### The task
Extract each line bearing the word "this".

### Records
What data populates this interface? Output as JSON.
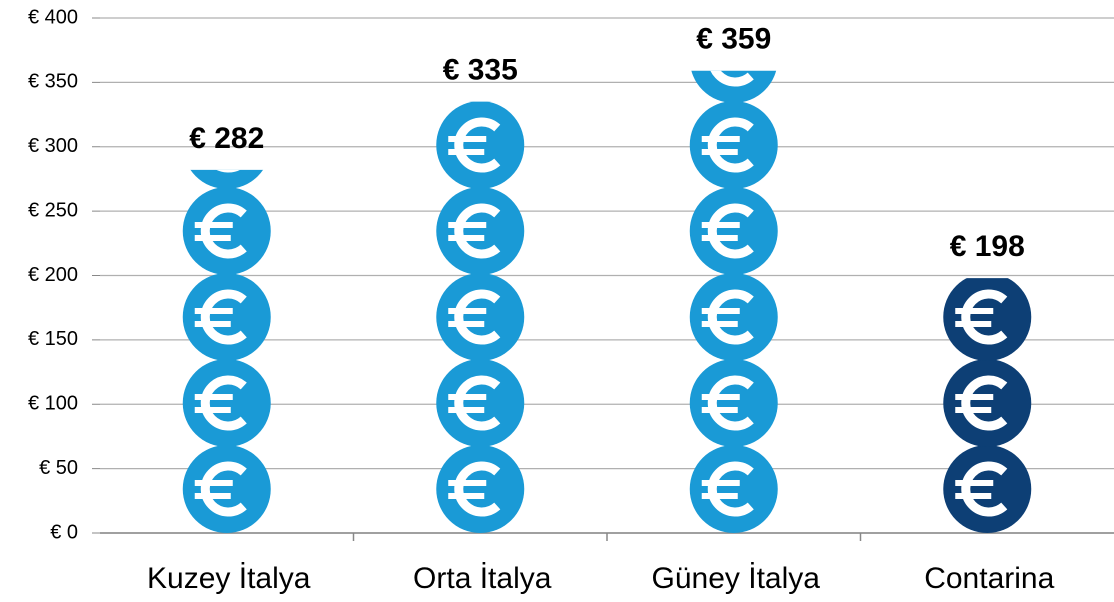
{
  "chart_data": {
    "type": "pictograph",
    "categories": [
      "Kuzey İtalya",
      "Orta İtalya",
      "Güney İtalya",
      "Contarina"
    ],
    "values": [
      282,
      335,
      359,
      198
    ],
    "value_labels": [
      "€ 282",
      "€ 335",
      "€ 359",
      "€ 198"
    ],
    "colors": [
      "#1a9ad6",
      "#1a9ad6",
      "#1a9ad6",
      "#0d3f75"
    ],
    "ylim": [
      0,
      400
    ],
    "yticks": [
      {
        "value": 0,
        "label": "€ 0"
      },
      {
        "value": 50,
        "label": "€ 50"
      },
      {
        "value": 100,
        "label": "€ 100"
      },
      {
        "value": 150,
        "label": "€ 150"
      },
      {
        "value": 200,
        "label": "€ 200"
      },
      {
        "value": 250,
        "label": "€ 250"
      },
      {
        "value": 300,
        "label": "€ 300"
      },
      {
        "value": 350,
        "label": "€ 350"
      },
      {
        "value": 400,
        "label": "€ 400"
      }
    ],
    "grid": true
  }
}
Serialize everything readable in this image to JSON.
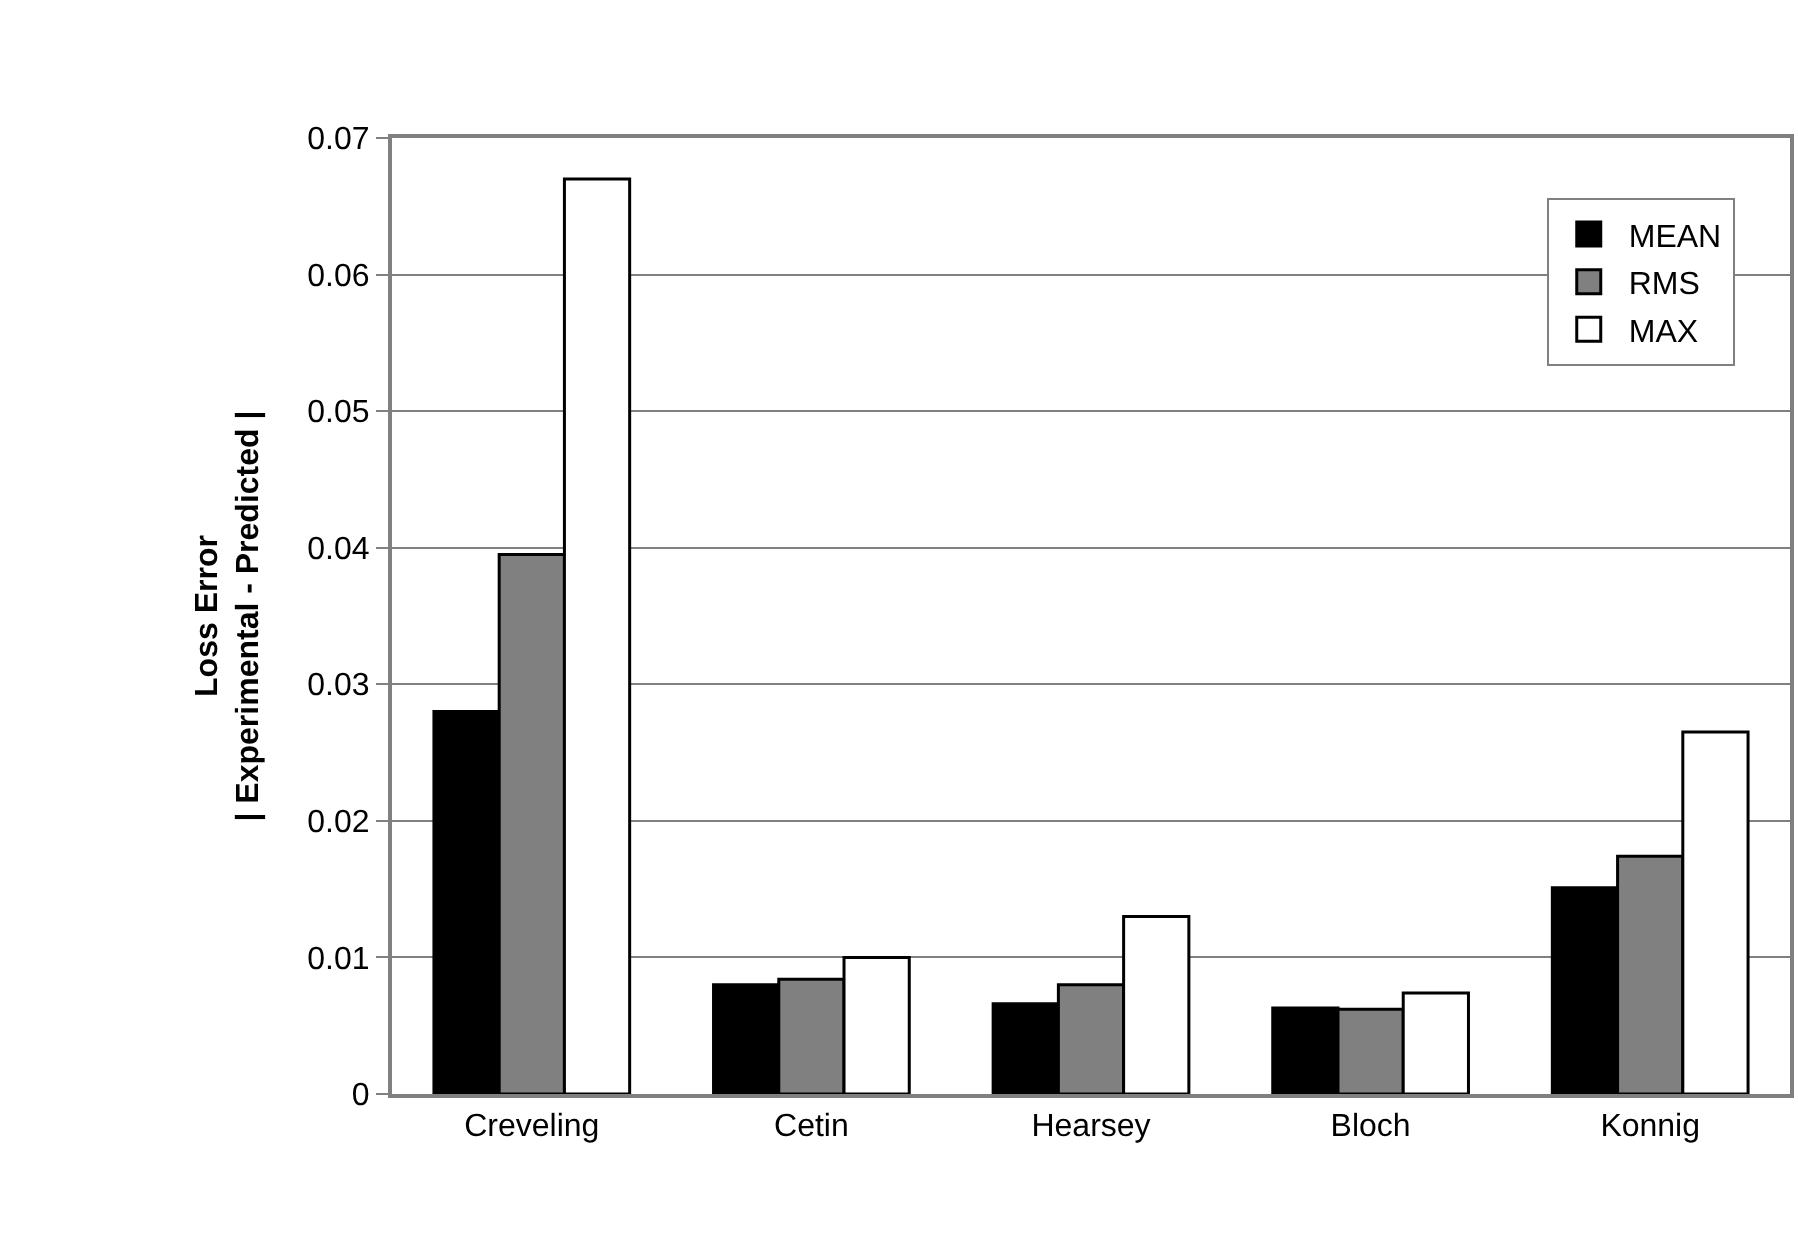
{
  "chart_data": {
    "type": "bar",
    "ylabel": "Loss Error\n| Experimental - Predicted |",
    "categories": [
      "Creveling",
      "Cetin",
      "Hearsey",
      "Bloch",
      "Konnig"
    ],
    "series": [
      {
        "name": "MEAN",
        "color": "#000000",
        "values": [
          0.028,
          0.008,
          0.0066,
          0.0063,
          0.0151
        ]
      },
      {
        "name": "RMS",
        "color": "#808080",
        "values": [
          0.0395,
          0.0084,
          0.008,
          0.0062,
          0.0174
        ]
      },
      {
        "name": "MAX",
        "color": "#ffffff",
        "values": [
          0.067,
          0.01,
          0.013,
          0.0074,
          0.0265
        ]
      }
    ],
    "ylim": [
      0,
      0.07
    ],
    "yticks": [
      0,
      0.01,
      0.02,
      0.03,
      0.04,
      0.05,
      0.06,
      0.07
    ],
    "grid": "y",
    "legend": "top right"
  }
}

### Answer below
What data populates this interface? Output as JSON.
Serialize everything readable in this image to JSON.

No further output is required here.